▸ **Problem to work on**
For each line of the data below that holds "type", copy the line.

Begin Working data

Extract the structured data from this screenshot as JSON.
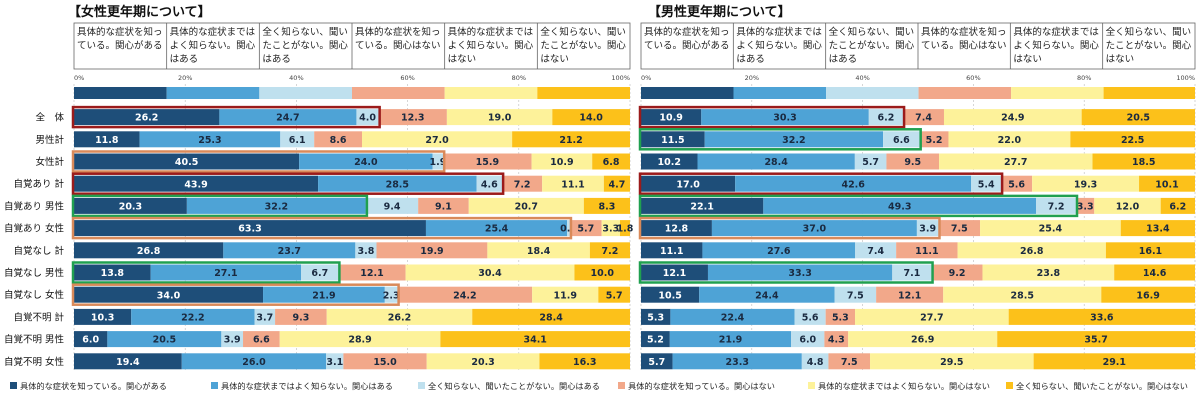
{
  "colors": {
    "c1": "#1e4e79",
    "c2": "#4ea3d6",
    "c3": "#bfe0ee",
    "c4": "#f2a88a",
    "c5": "#fdf29a",
    "c6": "#fcc11a",
    "highlight_red": "#9b1b1b",
    "highlight_orange": "#d98a5a",
    "highlight_green": "#20a050",
    "grid": "#bbbbbb"
  },
  "legend": [
    "具体的な症状を知っている。関心がある",
    "具体的な症状まではよく知らない。関心はある",
    "全く知らない、聞いたことがない。関心はある",
    "具体的な症状を知っている。関心はない",
    "具体的な症状まではよく知らない。関心はない",
    "全く知らない、聞いたことがない。関心はない"
  ],
  "chart_data": [
    {
      "type": "bar",
      "orientation": "horizontal-stacked-100",
      "title": "【女性更年期について】",
      "xlim": [
        0,
        100
      ],
      "xticks": [
        "0%",
        "20%",
        "40%",
        "60%",
        "80%",
        "100%"
      ],
      "header_categories": [
        "具体的な症状を知っている。関心がある",
        "具体的な症状まではよく知らない。関心はある",
        "全く知らない、聞いたことがない。関心はある",
        "具体的な症状を知っている。関心はない",
        "具体的な症状まではよく知らない。関心はない",
        "全く知らない、聞いたことがない。関心はない"
      ],
      "header_bar": [
        20.0,
        20.0,
        20.0,
        20.0,
        20.0,
        20.0
      ],
      "rows": [
        {
          "label": "全　体",
          "values": [
            26.2,
            24.7,
            4.0,
            12.3,
            19.0,
            14.0
          ],
          "value_labels": [
            "26.2",
            "24.7",
            "4.0",
            "12.3",
            "19.0",
            "14.0"
          ],
          "highlight": "red",
          "highlight_upto": 3
        },
        {
          "label": "男性計",
          "values": [
            11.8,
            25.3,
            6.1,
            8.6,
            27.0,
            21.2
          ],
          "value_labels": [
            "11.8",
            "25.3",
            "6.1",
            "8.6",
            "27.0",
            "21.2"
          ]
        },
        {
          "label": "女性計",
          "values": [
            40.5,
            24.0,
            1.9,
            15.9,
            10.9,
            6.8
          ],
          "value_labels": [
            "40.5",
            "24.0",
            "1.9",
            "15.9",
            "10.9",
            "6.8"
          ],
          "highlight": "orange",
          "highlight_upto": 3
        },
        {
          "label": "自覚あり 計",
          "values": [
            43.9,
            28.5,
            4.6,
            7.2,
            11.1,
            4.7
          ],
          "value_labels": [
            "43.9",
            "28.5",
            "4.6",
            "7.2",
            "11.1",
            "4.7"
          ],
          "highlight": "red",
          "highlight_upto": 3
        },
        {
          "label": "自覚あり 男性",
          "values": [
            20.3,
            32.2,
            9.4,
            9.1,
            20.7,
            8.3
          ],
          "value_labels": [
            "20.3",
            "32.2",
            "9.4",
            "9.1",
            "20.7",
            "8.3"
          ],
          "highlight": "green",
          "highlight_upto": 2
        },
        {
          "label": "自覚あり 女性",
          "values": [
            63.3,
            25.4,
            0.5,
            5.7,
            3.3,
            1.8
          ],
          "value_labels": [
            "63.3",
            "25.4",
            "0.5",
            "5.7",
            "3.3",
            "1.8"
          ],
          "highlight": "orange",
          "highlight_upto": 3
        },
        {
          "label": "自覚なし 計",
          "values": [
            26.8,
            23.7,
            3.8,
            19.9,
            18.4,
            7.2
          ],
          "value_labels": [
            "26.8",
            "23.7",
            "3.8",
            "19.9",
            "18.4",
            "7.2"
          ]
        },
        {
          "label": "自覚なし 男性",
          "values": [
            13.8,
            27.1,
            6.7,
            12.1,
            30.4,
            10.0
          ],
          "value_labels": [
            "13.8",
            "27.1",
            "6.7",
            "12.1",
            "30.4",
            "10.0"
          ],
          "highlight": "green",
          "highlight_upto": 3
        },
        {
          "label": "自覚なし 女性",
          "values": [
            34.0,
            21.9,
            2.3,
            24.2,
            11.9,
            5.7
          ],
          "value_labels": [
            "34.0",
            "21.9",
            "2.3",
            "24.2",
            "11.9",
            "5.7"
          ],
          "highlight": "orange",
          "highlight_upto": 3
        },
        {
          "label": "自覚不明 計",
          "values": [
            10.3,
            22.2,
            3.7,
            9.3,
            26.2,
            28.4
          ],
          "value_labels": [
            "10.3",
            "22.2",
            "3.7",
            "9.3",
            "26.2",
            "28.4"
          ]
        },
        {
          "label": "自覚不明 男性",
          "values": [
            6.0,
            20.5,
            3.9,
            6.6,
            28.9,
            34.1
          ],
          "value_labels": [
            "6.0",
            "20.5",
            "3.9",
            "6.6",
            "28.9",
            "34.1"
          ]
        },
        {
          "label": "自覚不明 女性",
          "values": [
            19.4,
            26.0,
            3.1,
            15.0,
            20.3,
            16.3
          ],
          "value_labels": [
            "19.4",
            "26.0",
            "3.1",
            "15.0",
            "20.3",
            "16.3"
          ]
        }
      ]
    },
    {
      "type": "bar",
      "orientation": "horizontal-stacked-100",
      "title": "【男性更年期について】",
      "xlim": [
        0,
        100
      ],
      "xticks": [
        "0%",
        "20%",
        "40%",
        "60%",
        "80%",
        "100%"
      ],
      "header_categories": [
        "具体的な症状を知っている。関心がある",
        "具体的な症状まではよく知らない。関心はある",
        "全く知らない、聞いたことがない。関心はある",
        "具体的な症状を知っている。関心はない",
        "具体的な症状まではよく知らない。関心はない",
        "全く知らない、聞いたことがない。関心はない"
      ],
      "header_bar": [
        16.7,
        16.7,
        16.7,
        16.7,
        16.7,
        16.5
      ],
      "rows": [
        {
          "label": "全　体",
          "values": [
            10.9,
            30.3,
            6.2,
            7.4,
            24.9,
            20.5
          ],
          "value_labels": [
            "10.9",
            "30.3",
            "6.2",
            "7.4",
            "24.9",
            "20.5"
          ],
          "highlight": "red",
          "highlight_upto": 3
        },
        {
          "label": "男性計",
          "values": [
            11.5,
            32.2,
            6.6,
            5.2,
            22.0,
            22.5
          ],
          "value_labels": [
            "11.5",
            "32.2",
            "6.6",
            "5.2",
            "22.0",
            "22.5"
          ],
          "highlight": "green",
          "highlight_upto": 3
        },
        {
          "label": "女性計",
          "values": [
            10.2,
            28.4,
            5.7,
            9.5,
            27.7,
            18.5
          ],
          "value_labels": [
            "10.2",
            "28.4",
            "5.7",
            "9.5",
            "27.7",
            "18.5"
          ]
        },
        {
          "label": "自覚あり 計",
          "values": [
            17.0,
            42.6,
            5.4,
            5.6,
            19.3,
            10.1
          ],
          "value_labels": [
            "17.0",
            "42.6",
            "5.4",
            "5.6",
            "19.3",
            "10.1"
          ],
          "highlight": "red",
          "highlight_upto": 3
        },
        {
          "label": "自覚あり 男性",
          "values": [
            22.1,
            49.3,
            7.2,
            3.3,
            12.0,
            6.2
          ],
          "value_labels": [
            "22.1",
            "49.3",
            "7.2",
            "3.3",
            "12.0",
            "6.2"
          ],
          "highlight": "green",
          "highlight_upto": 3
        },
        {
          "label": "自覚あり 女性",
          "values": [
            12.8,
            37.0,
            3.9,
            7.5,
            25.4,
            13.4
          ],
          "value_labels": [
            "12.8",
            "37.0",
            "3.9",
            "7.5",
            "25.4",
            "13.4"
          ],
          "highlight": "orange",
          "highlight_upto": 3
        },
        {
          "label": "自覚なし 計",
          "values": [
            11.1,
            27.6,
            7.4,
            11.1,
            26.8,
            16.1
          ],
          "value_labels": [
            "11.1",
            "27.6",
            "7.4",
            "11.1",
            "26.8",
            "16.1"
          ]
        },
        {
          "label": "自覚なし 男性",
          "values": [
            12.1,
            33.3,
            7.1,
            9.2,
            23.8,
            14.6
          ],
          "value_labels": [
            "12.1",
            "33.3",
            "7.1",
            "9.2",
            "23.8",
            "14.6"
          ],
          "highlight": "green",
          "highlight_upto": 3
        },
        {
          "label": "自覚なし 女性",
          "values": [
            10.5,
            24.4,
            7.5,
            12.1,
            28.5,
            16.9
          ],
          "value_labels": [
            "10.5",
            "24.4",
            "7.5",
            "12.1",
            "28.5",
            "16.9"
          ]
        },
        {
          "label": "自覚不明 計",
          "values": [
            5.3,
            22.4,
            5.6,
            5.3,
            27.7,
            33.6
          ],
          "value_labels": [
            "5.3",
            "22.4",
            "5.6",
            "5.3",
            "27.7",
            "33.6"
          ]
        },
        {
          "label": "自覚不明 男性",
          "values": [
            5.2,
            21.9,
            6.0,
            4.3,
            26.9,
            35.7
          ],
          "value_labels": [
            "5.2",
            "21.9",
            "6.0",
            "4.3",
            "26.9",
            "35.7"
          ]
        },
        {
          "label": "自覚不明 女性",
          "values": [
            5.7,
            23.3,
            4.8,
            7.5,
            29.5,
            29.1
          ],
          "value_labels": [
            "5.7",
            "23.3",
            "4.8",
            "7.5",
            "29.5",
            "29.1"
          ]
        }
      ]
    }
  ]
}
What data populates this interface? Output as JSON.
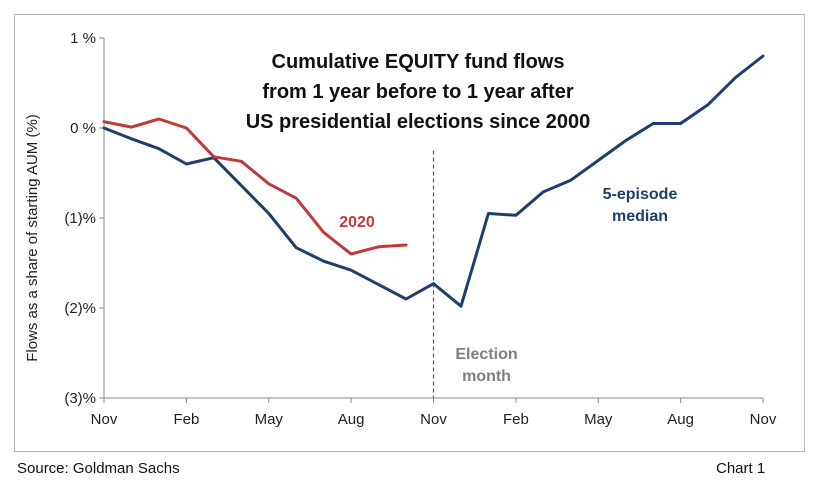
{
  "chart_data": {
    "type": "line",
    "title": [
      "Cumulative EQUITY fund flows",
      "from 1 year before to 1 year after",
      "US presidential elections since 2000"
    ],
    "ylabel": "Flows as a share of starting AUM (%)",
    "ylim": [
      -3,
      1
    ],
    "yticks": [
      {
        "value": 1,
        "label": "1 %"
      },
      {
        "value": 0,
        "label": "0 %"
      },
      {
        "value": -1,
        "label": "(1)%"
      },
      {
        "value": -2,
        "label": "(2)%"
      },
      {
        "value": -3,
        "label": "(3)%"
      }
    ],
    "xlim": [
      0,
      24
    ],
    "xticks": [
      {
        "value": 0,
        "label": "Nov"
      },
      {
        "value": 3,
        "label": "Feb"
      },
      {
        "value": 6,
        "label": "May"
      },
      {
        "value": 9,
        "label": "Aug"
      },
      {
        "value": 12,
        "label": "Nov"
      },
      {
        "value": 15,
        "label": "Feb"
      },
      {
        "value": 18,
        "label": "May"
      },
      {
        "value": 21,
        "label": "Aug"
      },
      {
        "value": 24,
        "label": "Nov"
      }
    ],
    "series": [
      {
        "name": "5-episode median",
        "label_lines": [
          "5-episode",
          "median"
        ],
        "color": "#1f3e6e",
        "x": [
          0,
          1,
          2,
          3,
          4,
          5,
          6,
          7,
          8,
          9,
          10,
          11,
          12,
          13,
          14,
          15,
          16,
          17,
          18,
          19,
          20,
          21,
          22,
          23,
          24
        ],
        "y": [
          0,
          -0.12,
          -0.23,
          -0.4,
          -0.33,
          -0.64,
          -0.95,
          -1.33,
          -1.48,
          -1.58,
          -1.74,
          -1.9,
          -1.73,
          -1.98,
          -0.95,
          -0.97,
          -0.71,
          -0.58,
          -0.36,
          -0.14,
          0.05,
          0.05,
          0.26,
          0.56,
          0.8
        ]
      },
      {
        "name": "2020",
        "label_lines": [
          "2020"
        ],
        "color": "#c0393b",
        "x": [
          0,
          1,
          2,
          3,
          4,
          5,
          6,
          7,
          8,
          9,
          10,
          11
        ],
        "y": [
          0.07,
          0.01,
          0.1,
          0,
          -0.32,
          -0.37,
          -0.62,
          -0.78,
          -1.16,
          -1.4,
          -1.32,
          -1.3
        ]
      }
    ],
    "annotations": [
      {
        "type": "vline",
        "x": 12,
        "label_lines": [
          "Election",
          "month"
        ],
        "color": "#7f7f7f"
      }
    ],
    "grid": false,
    "legend": "none"
  },
  "footer": {
    "source": "Source: Goldman Sachs",
    "chart_number": "Chart 1"
  }
}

End Working data

▸ **Correct response**
      "type": "bar",
      "type": "bar",
    "type": "line",
        "type": "vline",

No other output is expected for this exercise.